Stated goal: Below you will find a set of lines. Repeat them all exactly.

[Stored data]

==============================

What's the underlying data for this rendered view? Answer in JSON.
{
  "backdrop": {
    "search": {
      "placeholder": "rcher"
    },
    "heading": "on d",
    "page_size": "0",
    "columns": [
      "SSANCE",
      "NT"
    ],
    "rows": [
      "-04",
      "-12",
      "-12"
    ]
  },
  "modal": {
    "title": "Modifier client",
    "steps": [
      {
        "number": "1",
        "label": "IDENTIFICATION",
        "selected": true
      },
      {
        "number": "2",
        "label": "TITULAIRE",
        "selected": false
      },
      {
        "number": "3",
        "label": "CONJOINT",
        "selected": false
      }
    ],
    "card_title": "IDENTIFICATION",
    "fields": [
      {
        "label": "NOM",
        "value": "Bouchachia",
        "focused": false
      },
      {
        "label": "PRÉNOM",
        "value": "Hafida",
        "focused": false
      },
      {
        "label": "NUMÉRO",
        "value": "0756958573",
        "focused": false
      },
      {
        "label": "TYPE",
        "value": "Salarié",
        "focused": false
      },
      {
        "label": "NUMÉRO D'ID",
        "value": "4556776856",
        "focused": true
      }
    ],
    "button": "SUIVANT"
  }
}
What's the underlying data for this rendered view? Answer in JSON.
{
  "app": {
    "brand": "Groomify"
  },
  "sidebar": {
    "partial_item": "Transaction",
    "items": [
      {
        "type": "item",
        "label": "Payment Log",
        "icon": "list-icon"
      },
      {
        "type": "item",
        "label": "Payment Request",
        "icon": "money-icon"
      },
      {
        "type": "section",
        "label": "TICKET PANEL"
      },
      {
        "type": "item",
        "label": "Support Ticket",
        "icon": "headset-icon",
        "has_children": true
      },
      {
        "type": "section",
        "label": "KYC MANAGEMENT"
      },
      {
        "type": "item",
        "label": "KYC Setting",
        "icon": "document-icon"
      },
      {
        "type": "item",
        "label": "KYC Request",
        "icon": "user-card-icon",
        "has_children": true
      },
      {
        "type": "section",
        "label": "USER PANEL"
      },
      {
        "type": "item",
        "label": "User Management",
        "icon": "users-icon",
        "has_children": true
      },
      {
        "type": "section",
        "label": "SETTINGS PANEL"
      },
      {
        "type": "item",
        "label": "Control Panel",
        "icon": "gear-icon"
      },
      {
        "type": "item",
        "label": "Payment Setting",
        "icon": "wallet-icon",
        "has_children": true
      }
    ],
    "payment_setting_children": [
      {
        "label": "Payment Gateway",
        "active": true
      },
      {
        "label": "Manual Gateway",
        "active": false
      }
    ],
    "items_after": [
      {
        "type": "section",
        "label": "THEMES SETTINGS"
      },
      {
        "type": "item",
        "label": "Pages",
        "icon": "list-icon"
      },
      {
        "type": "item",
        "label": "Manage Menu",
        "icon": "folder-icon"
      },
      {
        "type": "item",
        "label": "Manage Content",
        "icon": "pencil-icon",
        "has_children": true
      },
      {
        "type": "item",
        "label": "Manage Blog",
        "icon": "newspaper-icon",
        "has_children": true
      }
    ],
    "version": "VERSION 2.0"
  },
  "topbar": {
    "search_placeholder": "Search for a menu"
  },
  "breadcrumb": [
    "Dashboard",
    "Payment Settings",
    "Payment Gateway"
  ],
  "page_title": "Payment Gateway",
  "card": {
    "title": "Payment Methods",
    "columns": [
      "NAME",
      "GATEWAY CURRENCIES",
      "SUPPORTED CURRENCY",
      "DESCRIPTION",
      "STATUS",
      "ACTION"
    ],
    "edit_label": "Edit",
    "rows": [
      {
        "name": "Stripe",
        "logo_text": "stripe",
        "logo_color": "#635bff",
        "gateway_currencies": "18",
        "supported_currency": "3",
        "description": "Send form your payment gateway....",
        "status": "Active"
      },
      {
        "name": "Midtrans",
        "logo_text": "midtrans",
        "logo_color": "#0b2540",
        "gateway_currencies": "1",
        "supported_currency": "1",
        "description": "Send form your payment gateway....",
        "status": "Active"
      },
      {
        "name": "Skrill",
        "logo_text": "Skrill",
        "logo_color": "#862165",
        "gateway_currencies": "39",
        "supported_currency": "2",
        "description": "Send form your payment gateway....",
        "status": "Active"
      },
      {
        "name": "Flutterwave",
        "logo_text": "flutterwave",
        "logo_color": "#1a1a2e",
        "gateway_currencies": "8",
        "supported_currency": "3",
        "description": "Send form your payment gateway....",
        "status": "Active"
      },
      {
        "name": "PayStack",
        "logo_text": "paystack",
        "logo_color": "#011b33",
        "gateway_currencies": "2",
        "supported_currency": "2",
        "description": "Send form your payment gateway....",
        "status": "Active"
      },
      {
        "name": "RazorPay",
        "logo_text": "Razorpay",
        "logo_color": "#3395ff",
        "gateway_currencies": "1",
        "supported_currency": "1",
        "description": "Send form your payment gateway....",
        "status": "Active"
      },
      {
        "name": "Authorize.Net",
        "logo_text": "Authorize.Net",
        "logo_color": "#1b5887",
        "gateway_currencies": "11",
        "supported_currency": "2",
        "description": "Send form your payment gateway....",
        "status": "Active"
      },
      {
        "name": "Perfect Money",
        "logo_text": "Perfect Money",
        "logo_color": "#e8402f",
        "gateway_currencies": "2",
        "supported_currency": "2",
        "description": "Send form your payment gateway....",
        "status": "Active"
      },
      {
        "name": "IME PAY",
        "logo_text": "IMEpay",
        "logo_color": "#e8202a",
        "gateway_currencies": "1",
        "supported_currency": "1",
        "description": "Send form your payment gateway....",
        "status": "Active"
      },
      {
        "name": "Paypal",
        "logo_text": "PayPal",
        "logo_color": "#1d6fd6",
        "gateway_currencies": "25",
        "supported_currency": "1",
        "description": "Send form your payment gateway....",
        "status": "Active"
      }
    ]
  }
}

==============================

Answer for this exercise:
What's the underlying data for this rendered view? Answer in JSON.
{
  "backdrop": {
    "search": {
      "placeholder": "rcher"
    },
    "heading": "on d",
    "page_size": "0",
    "columns": [
      "SSANCE",
      "NT"
    ],
    "rows": [
      "-04",
      "-12",
      "-12"
    ]
  },
  "modal": {
    "title": "Modifier client",
    "steps": [
      {
        "number": "1",
        "label": "IDENTIFICATION",
        "selected": true
      },
      {
        "number": "2",
        "label": "TITULAIRE",
        "selected": false
      },
      {
        "number": "3",
        "label": "CONJOINT",
        "selected": false
      }
    ],
    "card_title": "IDENTIFICATION",
    "fields": [
      {
        "label": "NOM",
        "value": "Bouchachia",
        "focused": false
      },
      {
        "label": "PRÉNOM",
        "value": "Hafida",
        "focused": false
      },
      {
        "label": "NUMÉRO",
        "value": "0756958573",
        "focused": false
      },
      {
        "label": "TYPE",
        "value": "Salarié",
        "focused": false
      },
      {
        "label": "NUMÉRO D'ID",
        "value": "4556776856",
        "focused": true
      }
    ],
    "button": "SUIVANT"
  }
}
What's the underlying data for this rendered view? Answer in JSON.
{
  "app": {
    "brand": "Groomify"
  },
  "sidebar": {
    "partial_item": "Transaction",
    "items": [
      {
        "type": "item",
        "label": "Payment Log",
        "icon": "list-icon"
      },
      {
        "type": "item",
        "label": "Payment Request",
        "icon": "money-icon"
      },
      {
        "type": "section",
        "label": "TICKET PANEL"
      },
      {
        "type": "item",
        "label": "Support Ticket",
        "icon": "headset-icon",
        "has_children": true
      },
      {
        "type": "section",
        "label": "KYC MANAGEMENT"
      },
      {
        "type": "item",
        "label": "KYC Setting",
        "icon": "document-icon"
      },
      {
        "type": "item",
        "label": "KYC Request",
        "icon": "user-card-icon",
        "has_children": true
      },
      {
        "type": "section",
        "label": "USER PANEL"
      },
      {
        "type": "item",
        "label": "User Management",
        "icon": "users-icon",
        "has_children": true
      },
      {
        "type": "section",
        "label": "SETTINGS PANEL"
      },
      {
        "type": "item",
        "label": "Control Panel",
        "icon": "gear-icon"
      },
      {
        "type": "item",
        "label": "Payment Setting",
        "icon": "wallet-icon",
        "has_children": true
      }
    ],
    "payment_setting_children": [
      {
        "label": "Payment Gateway",
        "active": true
      },
      {
        "label": "Manual Gateway",
        "active": false
      }
    ],
    "items_after": [
      {
        "type": "section",
        "label": "THEMES SETTINGS"
      },
      {
        "type": "item",
        "label": "Pages",
        "icon": "list-icon"
      },
      {
        "type": "item",
        "label": "Manage Menu",
        "icon": "folder-icon"
      },
      {
        "type": "item",
        "label": "Manage Content",
        "icon": "pencil-icon",
        "has_children": true
      },
      {
        "type": "item",
        "label": "Manage Blog",
        "icon": "newspaper-icon",
        "has_children": true
      }
    ],
    "version": "VERSION 2.0"
  },
  "topbar": {
    "search_placeholder": "Search for a menu"
  },
  "breadcrumb": [
    "Dashboard",
    "Payment Settings",
    "Payment Gateway"
  ],
  "page_title": "Payment Gateway",
  "card": {
    "title": "Payment Methods",
    "columns": [
      "NAME",
      "GATEWAY CURRENCIES",
      "SUPPORTED CURRENCY",
      "DESCRIPTION",
      "STATUS",
      "ACTION"
    ],
    "edit_label": "Edit",
    "rows": [
      {
        "name": "Stripe",
        "logo_text": "stripe",
        "logo_color": "#635bff",
        "gateway_currencies": "18",
        "supported_currency": "3",
        "description": "Send form your payment gateway....",
        "status": "Active"
      },
      {
        "name": "Midtrans",
        "logo_text": "midtrans",
        "logo_color": "#0b2540",
        "gateway_currencies": "1",
        "supported_currency": "1",
        "description": "Send form your payment gateway....",
        "status": "Active"
      },
      {
        "name": "Skrill",
        "logo_text": "Skrill",
        "logo_color": "#862165",
        "gateway_currencies": "39",
        "supported_currency": "2",
        "description": "Send form your payment gateway....",
        "status": "Active"
      },
      {
        "name": "Flutterwave",
        "logo_text": "flutterwave",
        "logo_color": "#1a1a2e",
        "gateway_currencies": "8",
        "supported_currency": "3",
        "description": "Send form your payment gateway....",
        "status": "Active"
      },
      {
        "name": "PayStack",
        "logo_text": "paystack",
        "logo_color": "#011b33",
        "gateway_currencies": "2",
        "supported_currency": "2",
        "description": "Send form your payment gateway....",
        "status": "Active"
      },
      {
        "name": "RazorPay",
        "logo_text": "Razorpay",
        "logo_color": "#3395ff",
        "gateway_currencies": "1",
        "supported_currency": "1",
        "description": "Send form your payment gateway....",
        "status": "Active"
      },
      {
        "name": "Authorize.Net",
        "logo_text": "Authorize.Net",
        "logo_color": "#1b5887",
        "gateway_currencies": "11",
        "supported_currency": "2",
        "description": "Send form your payment gateway....",
        "status": "Active"
      },
      {
        "name": "Perfect Money",
        "logo_text": "Perfect Money",
        "logo_color": "#e8402f",
        "gateway_currencies": "2",
        "supported_currency": "2",
        "description": "Send form your payment gateway....",
        "status": "Active"
      },
      {
        "name": "IME PAY",
        "logo_text": "IMEpay",
        "logo_color": "#e8202a",
        "gateway_currencies": "1",
        "supported_currency": "1",
        "description": "Send form your payment gateway....",
        "status": "Active"
      },
      {
        "name": "Paypal",
        "logo_text": "PayPal",
        "logo_color": "#1d6fd6",
        "gateway_currencies": "25",
        "supported_currency": "1",
        "description": "Send form your payment gateway....",
        "status": "Active"
      }
    ]
  }
}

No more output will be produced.